> **TASK REQUIREMENTS**: Please print the full listing exactly.

Stored data

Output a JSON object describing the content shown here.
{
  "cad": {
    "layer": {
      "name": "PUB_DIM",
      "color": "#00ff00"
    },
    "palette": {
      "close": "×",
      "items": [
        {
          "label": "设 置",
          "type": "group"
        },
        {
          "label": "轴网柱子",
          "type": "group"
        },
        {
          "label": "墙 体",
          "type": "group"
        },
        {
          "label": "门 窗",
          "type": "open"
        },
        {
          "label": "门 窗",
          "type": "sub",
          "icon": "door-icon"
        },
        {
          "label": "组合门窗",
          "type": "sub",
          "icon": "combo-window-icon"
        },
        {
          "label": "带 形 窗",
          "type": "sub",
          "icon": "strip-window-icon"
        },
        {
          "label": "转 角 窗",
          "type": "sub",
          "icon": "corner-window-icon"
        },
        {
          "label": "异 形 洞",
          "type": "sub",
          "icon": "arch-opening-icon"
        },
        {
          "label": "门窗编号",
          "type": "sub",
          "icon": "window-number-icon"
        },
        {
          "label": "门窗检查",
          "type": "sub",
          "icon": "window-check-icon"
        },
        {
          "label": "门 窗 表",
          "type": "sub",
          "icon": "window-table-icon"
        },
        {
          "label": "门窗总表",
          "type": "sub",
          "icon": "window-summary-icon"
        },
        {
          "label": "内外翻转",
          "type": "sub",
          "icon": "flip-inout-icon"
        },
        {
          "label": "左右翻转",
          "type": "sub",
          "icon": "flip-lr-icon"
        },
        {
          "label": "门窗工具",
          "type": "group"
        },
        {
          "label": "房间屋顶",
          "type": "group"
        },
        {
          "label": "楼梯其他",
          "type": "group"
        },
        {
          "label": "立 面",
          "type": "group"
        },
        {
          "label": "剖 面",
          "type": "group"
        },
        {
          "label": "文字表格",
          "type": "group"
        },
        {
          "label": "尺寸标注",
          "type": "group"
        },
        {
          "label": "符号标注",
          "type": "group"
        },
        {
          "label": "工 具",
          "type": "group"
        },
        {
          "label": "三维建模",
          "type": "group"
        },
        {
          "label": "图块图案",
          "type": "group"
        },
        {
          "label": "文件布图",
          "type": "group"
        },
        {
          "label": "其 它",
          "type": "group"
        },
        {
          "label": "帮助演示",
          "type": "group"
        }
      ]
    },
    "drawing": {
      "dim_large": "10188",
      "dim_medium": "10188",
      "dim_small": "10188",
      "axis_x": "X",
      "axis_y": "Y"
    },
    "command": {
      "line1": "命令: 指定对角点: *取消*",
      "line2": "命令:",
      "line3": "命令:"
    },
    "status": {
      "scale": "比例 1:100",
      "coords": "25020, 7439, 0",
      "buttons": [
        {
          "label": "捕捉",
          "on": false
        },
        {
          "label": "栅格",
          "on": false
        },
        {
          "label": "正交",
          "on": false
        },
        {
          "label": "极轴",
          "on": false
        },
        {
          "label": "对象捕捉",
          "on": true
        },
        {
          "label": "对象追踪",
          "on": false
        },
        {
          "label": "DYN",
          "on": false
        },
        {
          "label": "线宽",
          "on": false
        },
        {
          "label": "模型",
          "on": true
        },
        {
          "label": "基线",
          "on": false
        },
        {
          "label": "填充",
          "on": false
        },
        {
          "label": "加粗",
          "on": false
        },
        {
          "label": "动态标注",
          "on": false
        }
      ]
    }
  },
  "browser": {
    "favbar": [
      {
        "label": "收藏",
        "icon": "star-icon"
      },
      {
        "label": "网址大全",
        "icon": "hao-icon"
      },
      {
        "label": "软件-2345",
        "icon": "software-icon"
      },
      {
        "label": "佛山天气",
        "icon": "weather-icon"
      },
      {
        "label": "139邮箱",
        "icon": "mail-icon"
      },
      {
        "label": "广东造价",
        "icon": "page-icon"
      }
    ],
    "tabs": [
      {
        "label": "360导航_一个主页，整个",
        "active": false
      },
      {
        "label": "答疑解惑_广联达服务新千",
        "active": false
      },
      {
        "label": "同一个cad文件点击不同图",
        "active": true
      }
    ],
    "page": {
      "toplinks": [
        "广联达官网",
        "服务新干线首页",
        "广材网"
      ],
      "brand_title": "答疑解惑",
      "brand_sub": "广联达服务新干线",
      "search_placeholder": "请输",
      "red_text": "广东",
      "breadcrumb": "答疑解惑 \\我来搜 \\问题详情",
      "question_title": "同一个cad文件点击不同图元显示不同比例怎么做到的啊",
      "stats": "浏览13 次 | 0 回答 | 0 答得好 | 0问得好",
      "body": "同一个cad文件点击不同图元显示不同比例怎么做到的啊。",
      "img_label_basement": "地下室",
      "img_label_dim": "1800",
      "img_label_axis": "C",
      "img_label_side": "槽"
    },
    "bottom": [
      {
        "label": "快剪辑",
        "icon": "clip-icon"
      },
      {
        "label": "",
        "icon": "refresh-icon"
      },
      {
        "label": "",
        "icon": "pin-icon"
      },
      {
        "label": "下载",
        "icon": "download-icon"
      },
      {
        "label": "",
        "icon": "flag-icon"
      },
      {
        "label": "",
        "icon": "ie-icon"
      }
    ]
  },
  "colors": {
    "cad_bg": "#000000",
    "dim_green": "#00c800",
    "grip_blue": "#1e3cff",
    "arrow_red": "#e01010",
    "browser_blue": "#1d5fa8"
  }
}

> **TASK OUTPUT**:
Output a JSON object describing the content shown here.
{
  "cad": {
    "layer": {
      "name": "PUB_DIM",
      "color": "#00ff00"
    },
    "palette": {
      "close": "×",
      "items": [
        {
          "label": "设 置",
          "type": "group"
        },
        {
          "label": "轴网柱子",
          "type": "group"
        },
        {
          "label": "墙 体",
          "type": "group"
        },
        {
          "label": "门 窗",
          "type": "open"
        },
        {
          "label": "门 窗",
          "type": "sub",
          "icon": "door-icon"
        },
        {
          "label": "组合门窗",
          "type": "sub",
          "icon": "combo-window-icon"
        },
        {
          "label": "带 形 窗",
          "type": "sub",
          "icon": "strip-window-icon"
        },
        {
          "label": "转 角 窗",
          "type": "sub",
          "icon": "corner-window-icon"
        },
        {
          "label": "异 形 洞",
          "type": "sub",
          "icon": "arch-opening-icon"
        },
        {
          "label": "门窗编号",
          "type": "sub",
          "icon": "window-number-icon"
        },
        {
          "label": "门窗检查",
          "type": "sub",
          "icon": "window-check-icon"
        },
        {
          "label": "门 窗 表",
          "type": "sub",
          "icon": "window-table-icon"
        },
        {
          "label": "门窗总表",
          "type": "sub",
          "icon": "window-summary-icon"
        },
        {
          "label": "内外翻转",
          "type": "sub",
          "icon": "flip-inout-icon"
        },
        {
          "label": "左右翻转",
          "type": "sub",
          "icon": "flip-lr-icon"
        },
        {
          "label": "门窗工具",
          "type": "group"
        },
        {
          "label": "房间屋顶",
          "type": "group"
        },
        {
          "label": "楼梯其他",
          "type": "group"
        },
        {
          "label": "立 面",
          "type": "group"
        },
        {
          "label": "剖 面",
          "type": "group"
        },
        {
          "label": "文字表格",
          "type": "group"
        },
        {
          "label": "尺寸标注",
          "type": "group"
        },
        {
          "label": "符号标注",
          "type": "group"
        },
        {
          "label": "工 具",
          "type": "group"
        },
        {
          "label": "三维建模",
          "type": "group"
        },
        {
          "label": "图块图案",
          "type": "group"
        },
        {
          "label": "文件布图",
          "type": "group"
        },
        {
          "label": "其 它",
          "type": "group"
        },
        {
          "label": "帮助演示",
          "type": "group"
        }
      ]
    },
    "drawing": {
      "dim_large": "10188",
      "dim_medium": "10188",
      "dim_small": "10188",
      "axis_x": "X",
      "axis_y": "Y"
    },
    "command": {
      "line1": "命令: 指定对角点: *取消*",
      "line2": "命令:",
      "line3": "命令:"
    },
    "status": {
      "scale": "比例 1:100",
      "coords": "25020, 7439, 0",
      "buttons": [
        {
          "label": "捕捉",
          "on": false
        },
        {
          "label": "栅格",
          "on": false
        },
        {
          "label": "正交",
          "on": false
        },
        {
          "label": "极轴",
          "on": false
        },
        {
          "label": "对象捕捉",
          "on": true
        },
        {
          "label": "对象追踪",
          "on": false
        },
        {
          "label": "DYN",
          "on": false
        },
        {
          "label": "线宽",
          "on": false
        },
        {
          "label": "模型",
          "on": true
        },
        {
          "label": "基线",
          "on": false
        },
        {
          "label": "填充",
          "on": false
        },
        {
          "label": "加粗",
          "on": false
        },
        {
          "label": "动态标注",
          "on": false
        }
      ]
    }
  },
  "browser": {
    "favbar": [
      {
        "label": "收藏",
        "icon": "star-icon"
      },
      {
        "label": "网址大全",
        "icon": "hao-icon"
      },
      {
        "label": "软件-2345",
        "icon": "software-icon"
      },
      {
        "label": "佛山天气",
        "icon": "weather-icon"
      },
      {
        "label": "139邮箱",
        "icon": "mail-icon"
      },
      {
        "label": "广东造价",
        "icon": "page-icon"
      }
    ],
    "tabs": [
      {
        "label": "360导航_一个主页，整个",
        "active": false
      },
      {
        "label": "答疑解惑_广联达服务新千",
        "active": false
      },
      {
        "label": "同一个cad文件点击不同图",
        "active": true
      }
    ],
    "page": {
      "toplinks": [
        "广联达官网",
        "服务新干线首页",
        "广材网"
      ],
      "brand_title": "答疑解惑",
      "brand_sub": "广联达服务新干线",
      "search_placeholder": "请输",
      "red_text": "广东",
      "breadcrumb": "答疑解惑 \\我来搜 \\问题详情",
      "question_title": "同一个cad文件点击不同图元显示不同比例怎么做到的啊",
      "stats": "浏览13 次 | 0 回答 | 0 答得好 | 0问得好",
      "body": "同一个cad文件点击不同图元显示不同比例怎么做到的啊。",
      "img_label_basement": "地下室",
      "img_label_dim": "1800",
      "img_label_axis": "C",
      "img_label_side": "槽"
    },
    "bottom": [
      {
        "label": "快剪辑",
        "icon": "clip-icon"
      },
      {
        "label": "",
        "icon": "refresh-icon"
      },
      {
        "label": "",
        "icon": "pin-icon"
      },
      {
        "label": "下载",
        "icon": "download-icon"
      },
      {
        "label": "",
        "icon": "flag-icon"
      },
      {
        "label": "",
        "icon": "ie-icon"
      }
    ]
  },
  "colors": {
    "cad_bg": "#000000",
    "dim_green": "#00c800",
    "grip_blue": "#1e3cff",
    "arrow_red": "#e01010",
    "browser_blue": "#1d5fa8"
  }
}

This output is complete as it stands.